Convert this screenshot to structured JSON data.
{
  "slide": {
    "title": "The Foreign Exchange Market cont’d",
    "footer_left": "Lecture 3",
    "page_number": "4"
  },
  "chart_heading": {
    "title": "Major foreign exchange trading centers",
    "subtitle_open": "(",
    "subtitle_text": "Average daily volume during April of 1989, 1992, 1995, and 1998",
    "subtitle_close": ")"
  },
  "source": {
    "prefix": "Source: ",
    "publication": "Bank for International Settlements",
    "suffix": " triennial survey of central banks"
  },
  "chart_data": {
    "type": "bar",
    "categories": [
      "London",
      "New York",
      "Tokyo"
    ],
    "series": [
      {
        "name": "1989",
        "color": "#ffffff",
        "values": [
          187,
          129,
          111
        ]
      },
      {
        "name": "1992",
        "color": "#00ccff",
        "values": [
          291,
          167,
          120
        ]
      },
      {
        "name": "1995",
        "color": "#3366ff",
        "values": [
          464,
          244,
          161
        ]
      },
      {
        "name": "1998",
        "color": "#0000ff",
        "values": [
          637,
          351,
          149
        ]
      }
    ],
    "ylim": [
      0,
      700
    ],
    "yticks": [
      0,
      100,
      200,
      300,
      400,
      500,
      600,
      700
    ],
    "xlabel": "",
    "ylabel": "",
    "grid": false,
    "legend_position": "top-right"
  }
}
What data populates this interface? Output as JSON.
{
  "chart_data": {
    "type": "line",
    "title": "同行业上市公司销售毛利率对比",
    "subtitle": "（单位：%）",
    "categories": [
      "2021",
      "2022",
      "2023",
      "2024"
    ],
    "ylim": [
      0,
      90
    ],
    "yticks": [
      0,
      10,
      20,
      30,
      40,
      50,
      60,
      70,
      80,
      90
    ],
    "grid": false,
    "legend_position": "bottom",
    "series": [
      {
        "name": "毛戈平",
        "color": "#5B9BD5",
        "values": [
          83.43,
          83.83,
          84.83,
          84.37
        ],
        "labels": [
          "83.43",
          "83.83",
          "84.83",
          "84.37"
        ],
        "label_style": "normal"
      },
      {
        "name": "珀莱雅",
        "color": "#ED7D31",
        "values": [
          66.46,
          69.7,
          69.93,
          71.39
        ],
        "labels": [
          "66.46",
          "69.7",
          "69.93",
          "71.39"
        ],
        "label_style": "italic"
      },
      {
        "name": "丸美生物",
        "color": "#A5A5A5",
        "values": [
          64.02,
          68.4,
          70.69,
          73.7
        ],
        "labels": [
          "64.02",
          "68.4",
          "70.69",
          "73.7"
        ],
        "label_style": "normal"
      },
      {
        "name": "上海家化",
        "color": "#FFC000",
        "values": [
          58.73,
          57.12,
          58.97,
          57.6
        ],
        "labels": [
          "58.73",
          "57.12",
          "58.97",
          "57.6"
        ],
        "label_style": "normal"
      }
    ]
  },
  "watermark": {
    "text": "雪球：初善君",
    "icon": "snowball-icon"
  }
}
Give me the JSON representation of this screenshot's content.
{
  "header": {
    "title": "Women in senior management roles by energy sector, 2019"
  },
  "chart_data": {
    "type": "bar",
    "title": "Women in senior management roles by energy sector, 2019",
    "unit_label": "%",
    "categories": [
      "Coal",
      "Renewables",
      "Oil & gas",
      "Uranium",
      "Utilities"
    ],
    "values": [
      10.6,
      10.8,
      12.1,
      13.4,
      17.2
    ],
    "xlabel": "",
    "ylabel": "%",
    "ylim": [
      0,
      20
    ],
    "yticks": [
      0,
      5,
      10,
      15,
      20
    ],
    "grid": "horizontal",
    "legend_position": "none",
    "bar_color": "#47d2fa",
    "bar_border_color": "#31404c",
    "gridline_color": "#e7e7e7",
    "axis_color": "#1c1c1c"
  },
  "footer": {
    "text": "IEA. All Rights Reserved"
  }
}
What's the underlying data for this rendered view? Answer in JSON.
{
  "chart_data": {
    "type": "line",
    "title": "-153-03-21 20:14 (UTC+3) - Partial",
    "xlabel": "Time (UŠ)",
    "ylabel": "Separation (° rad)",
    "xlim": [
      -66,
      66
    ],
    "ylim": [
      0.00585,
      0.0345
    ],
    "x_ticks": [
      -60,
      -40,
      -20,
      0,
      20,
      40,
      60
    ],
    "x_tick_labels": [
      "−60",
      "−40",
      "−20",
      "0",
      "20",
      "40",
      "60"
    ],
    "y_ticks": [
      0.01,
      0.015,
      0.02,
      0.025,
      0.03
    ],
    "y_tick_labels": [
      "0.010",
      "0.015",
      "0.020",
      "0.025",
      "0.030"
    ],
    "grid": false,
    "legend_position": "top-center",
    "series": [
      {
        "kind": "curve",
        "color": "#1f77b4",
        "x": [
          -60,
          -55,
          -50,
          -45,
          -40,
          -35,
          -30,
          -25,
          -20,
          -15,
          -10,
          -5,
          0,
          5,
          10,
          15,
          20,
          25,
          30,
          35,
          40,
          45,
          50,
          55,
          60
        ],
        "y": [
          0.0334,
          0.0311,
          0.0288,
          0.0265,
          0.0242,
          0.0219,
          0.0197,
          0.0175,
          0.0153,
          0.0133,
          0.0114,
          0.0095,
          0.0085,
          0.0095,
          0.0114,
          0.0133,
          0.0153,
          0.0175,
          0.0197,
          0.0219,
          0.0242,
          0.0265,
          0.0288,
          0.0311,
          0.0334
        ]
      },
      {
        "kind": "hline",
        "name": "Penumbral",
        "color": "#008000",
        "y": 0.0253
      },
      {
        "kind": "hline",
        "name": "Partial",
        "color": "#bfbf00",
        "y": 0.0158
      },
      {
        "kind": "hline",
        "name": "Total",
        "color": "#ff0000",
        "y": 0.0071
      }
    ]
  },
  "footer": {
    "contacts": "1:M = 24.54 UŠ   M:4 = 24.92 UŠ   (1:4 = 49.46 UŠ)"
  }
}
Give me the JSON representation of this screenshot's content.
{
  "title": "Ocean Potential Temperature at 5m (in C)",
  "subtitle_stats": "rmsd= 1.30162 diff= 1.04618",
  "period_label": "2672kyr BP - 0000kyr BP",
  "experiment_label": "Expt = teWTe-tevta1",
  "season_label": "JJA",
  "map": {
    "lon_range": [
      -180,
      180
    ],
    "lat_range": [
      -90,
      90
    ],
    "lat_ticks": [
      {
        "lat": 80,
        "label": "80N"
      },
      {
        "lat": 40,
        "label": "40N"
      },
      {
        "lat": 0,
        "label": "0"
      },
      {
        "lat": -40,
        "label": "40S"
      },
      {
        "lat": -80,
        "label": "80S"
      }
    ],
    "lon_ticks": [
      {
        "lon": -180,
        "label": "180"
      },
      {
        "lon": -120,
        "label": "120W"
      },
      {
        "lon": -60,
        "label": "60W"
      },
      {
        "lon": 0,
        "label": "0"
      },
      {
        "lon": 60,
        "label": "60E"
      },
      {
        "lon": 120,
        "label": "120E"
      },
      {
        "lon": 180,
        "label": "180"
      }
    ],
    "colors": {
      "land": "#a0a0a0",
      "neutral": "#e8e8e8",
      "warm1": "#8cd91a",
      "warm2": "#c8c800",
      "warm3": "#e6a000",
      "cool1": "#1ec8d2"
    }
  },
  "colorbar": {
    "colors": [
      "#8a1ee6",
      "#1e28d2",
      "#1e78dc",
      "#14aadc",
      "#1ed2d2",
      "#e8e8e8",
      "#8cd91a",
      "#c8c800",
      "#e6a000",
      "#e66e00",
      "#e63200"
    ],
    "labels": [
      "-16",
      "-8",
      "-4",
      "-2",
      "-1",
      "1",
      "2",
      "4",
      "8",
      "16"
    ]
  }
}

● **SHORT PROBLEM**
Report how many lines in the entries hold the string "name". Nothing but the number is wanted.

● **FULL OUTPUT**
11